** start **

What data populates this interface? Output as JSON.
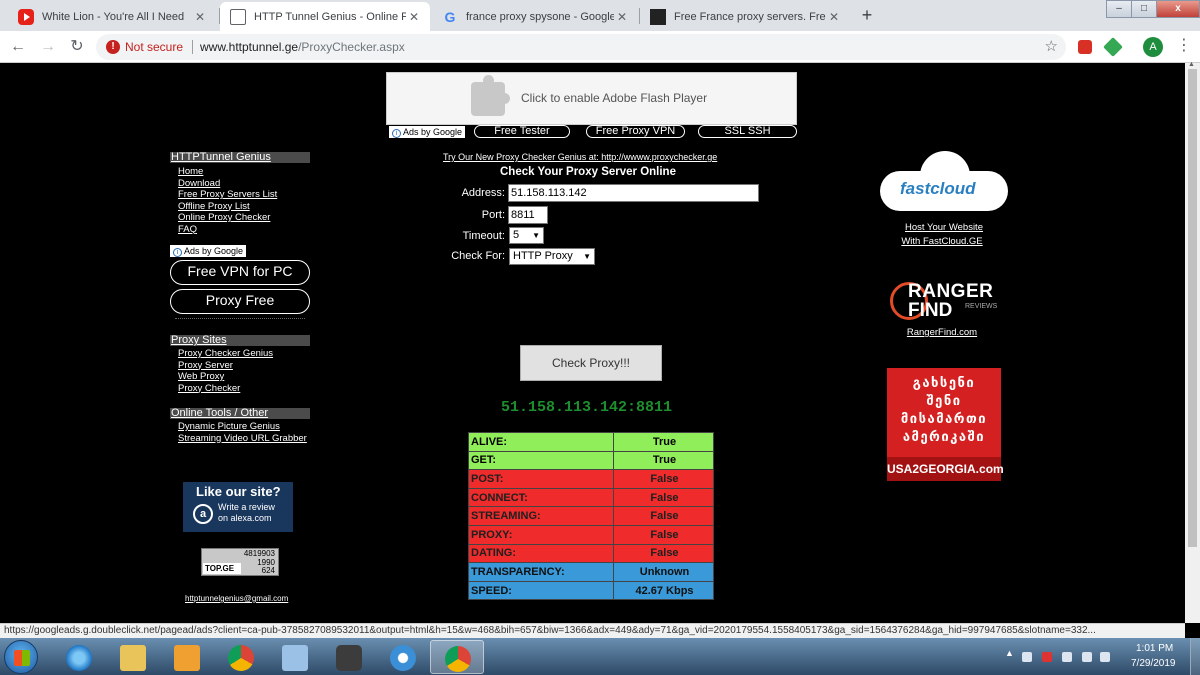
{
  "browser": {
    "tabs": [
      {
        "title": "White Lion - You're All I Need",
        "icon": "youtube-icon",
        "active": false
      },
      {
        "title": "HTTP Tunnel Genius - Online Proxy",
        "icon": "page-icon",
        "active": true
      },
      {
        "title": "france proxy spysone - Google Search",
        "icon": "google-icon",
        "active": false
      },
      {
        "title": "Free France proxy servers. French",
        "icon": "site-icon",
        "active": false
      }
    ],
    "new_tab_glyph": "+",
    "window_controls": {
      "minimize": "–",
      "maximize": "□",
      "close": "x"
    },
    "security_label": "Not secure",
    "url_host": "www.httptunnel.ge",
    "url_path": "/ProxyChecker.aspx",
    "profile_initial": "A"
  },
  "flash_placeholder": "Click to enable Adobe Flash Player",
  "top_ads": {
    "ads_by_google": "Ads by Google",
    "links": [
      "Free Tester",
      "Free Proxy VPN",
      "SSL SSH"
    ]
  },
  "sidebar": {
    "main_header": "HTTPTunnel Genius",
    "main_links": [
      "Home",
      "Download",
      "Free Proxy Servers List",
      "Offline Proxy List",
      "Online Proxy Checker",
      "FAQ"
    ],
    "ads_by_google": "Ads by Google",
    "ad_buttons": [
      "Free VPN for PC",
      "Proxy Free"
    ],
    "proxy_header": "Proxy Sites",
    "proxy_links": [
      "Proxy Checker Genius",
      "Proxy Server",
      "Web Proxy",
      "Proxy Checker"
    ],
    "tools_header": "Online Tools / Other",
    "tools_links": [
      "Dynamic Picture Genius",
      "Streaming Video URL Grabber"
    ],
    "alexa": {
      "title": "Like our site?",
      "line1": "Write a review",
      "line2": "on alexa.com",
      "glyph": "a"
    },
    "counter": {
      "logo": "TOP.GE",
      "values": [
        "4819903",
        "1990",
        "624"
      ]
    },
    "email": "httptunnelgenius@gmail.com"
  },
  "checker": {
    "promo_link": "Try Our New Proxy Checker Genius at: http://wwww.proxychecker.ge",
    "title": "Check Your Proxy Server Online",
    "address_label": "Address:",
    "address_value": "51.158.113.142",
    "port_label": "Port:",
    "port_value": "8811",
    "timeout_label": "Timeout:",
    "timeout_value": "5",
    "checkfor_label": "Check For:",
    "checkfor_value": "HTTP Proxy",
    "check_button": "Check Proxy!!!",
    "result_address": "51.158.113.142:8811",
    "results": [
      {
        "label": "ALIVE:",
        "value": "True",
        "status": "green"
      },
      {
        "label": "GET:",
        "value": "True",
        "status": "green"
      },
      {
        "label": "POST:",
        "value": "False",
        "status": "red"
      },
      {
        "label": "CONNECT:",
        "value": "False",
        "status": "red"
      },
      {
        "label": "STREAMING:",
        "value": "False",
        "status": "red"
      },
      {
        "label": "PROXY:",
        "value": "False",
        "status": "red"
      },
      {
        "label": "DATING:",
        "value": "False",
        "status": "red"
      },
      {
        "label": "TRANSPARENCY:",
        "value": "Unknown",
        "status": "blue"
      },
      {
        "label": "SPEED:",
        "value": "42.67 Kbps",
        "status": "blue"
      }
    ]
  },
  "right_ads": {
    "fastcloud_logo": "fastcloud",
    "fastcloud_link1": "Host Your Website",
    "fastcloud_link2": "With FastCloud.GE",
    "ranger_word1": "RANGER",
    "ranger_word2": "FIND",
    "ranger_word3": "REVIEWS",
    "ranger_link": "RangerFind.com",
    "usa_lines": [
      "გახსენი",
      "შენი",
      "მისამართი",
      "ამერიკაში"
    ],
    "usa_domain": "USA2GEORGIA.com"
  },
  "status_bar": "https://googleads.g.doubleclick.net/pagead/ads?client=ca-pub-3785827089532011&output=html&h=15&w=468&bih=657&biw=1366&adx=449&ady=71&ga_vid=2020179554.1558405173&ga_sid=1564376284&ga_hid=997947685&slotname=332...",
  "taskbar": {
    "apps": [
      "internet-explorer",
      "file-explorer",
      "media-player",
      "chrome",
      "notes",
      "nox",
      "browser",
      "chrome-active"
    ],
    "time": "1:01 PM",
    "date": "7/29/2019"
  },
  "colors": {
    "alive": "#90ee5a",
    "fail": "#ef2b2b",
    "info": "#3a9ad9",
    "result_green": "#1d8e2e"
  }
}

** end **

**Short exercise:** Print all of the entries word for word. Omit the pictures they contain.

**Solution to the exercise:**
What data populates this interface? Output as JSON.
{
  "browser": {
    "tabs": [
      {
        "title": "White Lion - You're All I Need",
        "icon": "youtube-icon",
        "active": false
      },
      {
        "title": "HTTP Tunnel Genius - Online Proxy",
        "icon": "page-icon",
        "active": true
      },
      {
        "title": "france proxy spysone - Google Search",
        "icon": "google-icon",
        "active": false
      },
      {
        "title": "Free France proxy servers. French",
        "icon": "site-icon",
        "active": false
      }
    ],
    "new_tab_glyph": "+",
    "window_controls": {
      "minimize": "–",
      "maximize": "□",
      "close": "x"
    },
    "security_label": "Not secure",
    "url_host": "www.httptunnel.ge",
    "url_path": "/ProxyChecker.aspx",
    "profile_initial": "A"
  },
  "flash_placeholder": "Click to enable Adobe Flash Player",
  "top_ads": {
    "ads_by_google": "Ads by Google",
    "links": [
      "Free Tester",
      "Free Proxy VPN",
      "SSL SSH"
    ]
  },
  "sidebar": {
    "main_header": "HTTPTunnel Genius",
    "main_links": [
      "Home",
      "Download",
      "Free Proxy Servers List",
      "Offline Proxy List",
      "Online Proxy Checker",
      "FAQ"
    ],
    "ads_by_google": "Ads by Google",
    "ad_buttons": [
      "Free VPN for PC",
      "Proxy Free"
    ],
    "proxy_header": "Proxy Sites",
    "proxy_links": [
      "Proxy Checker Genius",
      "Proxy Server",
      "Web Proxy",
      "Proxy Checker"
    ],
    "tools_header": "Online Tools / Other",
    "tools_links": [
      "Dynamic Picture Genius",
      "Streaming Video URL Grabber"
    ],
    "alexa": {
      "title": "Like our site?",
      "line1": "Write a review",
      "line2": "on alexa.com",
      "glyph": "a"
    },
    "counter": {
      "logo": "TOP.GE",
      "values": [
        "4819903",
        "1990",
        "624"
      ]
    },
    "email": "httptunnelgenius@gmail.com"
  },
  "checker": {
    "promo_link": "Try Our New Proxy Checker Genius at: http://wwww.proxychecker.ge",
    "title": "Check Your Proxy Server Online",
    "address_label": "Address:",
    "address_value": "51.158.113.142",
    "port_label": "Port:",
    "port_value": "8811",
    "timeout_label": "Timeout:",
    "timeout_value": "5",
    "checkfor_label": "Check For:",
    "checkfor_value": "HTTP Proxy",
    "check_button": "Check Proxy!!!",
    "result_address": "51.158.113.142:8811",
    "results": [
      {
        "label": "ALIVE:",
        "value": "True",
        "status": "green"
      },
      {
        "label": "GET:",
        "value": "True",
        "status": "green"
      },
      {
        "label": "POST:",
        "value": "False",
        "status": "red"
      },
      {
        "label": "CONNECT:",
        "value": "False",
        "status": "red"
      },
      {
        "label": "STREAMING:",
        "value": "False",
        "status": "red"
      },
      {
        "label": "PROXY:",
        "value": "False",
        "status": "red"
      },
      {
        "label": "DATING:",
        "value": "False",
        "status": "red"
      },
      {
        "label": "TRANSPARENCY:",
        "value": "Unknown",
        "status": "blue"
      },
      {
        "label": "SPEED:",
        "value": "42.67 Kbps",
        "status": "blue"
      }
    ]
  },
  "right_ads": {
    "fastcloud_logo": "fastcloud",
    "fastcloud_link1": "Host Your Website",
    "fastcloud_link2": "With FastCloud.GE",
    "ranger_word1": "RANGER",
    "ranger_word2": "FIND",
    "ranger_word3": "REVIEWS",
    "ranger_link": "RangerFind.com",
    "usa_lines": [
      "გახსენი",
      "შენი",
      "მისამართი",
      "ამერიკაში"
    ],
    "usa_domain": "USA2GEORGIA.com"
  },
  "status_bar": "https://googleads.g.doubleclick.net/pagead/ads?client=ca-pub-3785827089532011&output=html&h=15&w=468&bih=657&biw=1366&adx=449&ady=71&ga_vid=2020179554.1558405173&ga_sid=1564376284&ga_hid=997947685&slotname=332...",
  "taskbar": {
    "apps": [
      "internet-explorer",
      "file-explorer",
      "media-player",
      "chrome",
      "notes",
      "nox",
      "browser",
      "chrome-active"
    ],
    "time": "1:01 PM",
    "date": "7/29/2019"
  },
  "colors": {
    "alive": "#90ee5a",
    "fail": "#ef2b2b",
    "info": "#3a9ad9",
    "result_green": "#1d8e2e"
  }
}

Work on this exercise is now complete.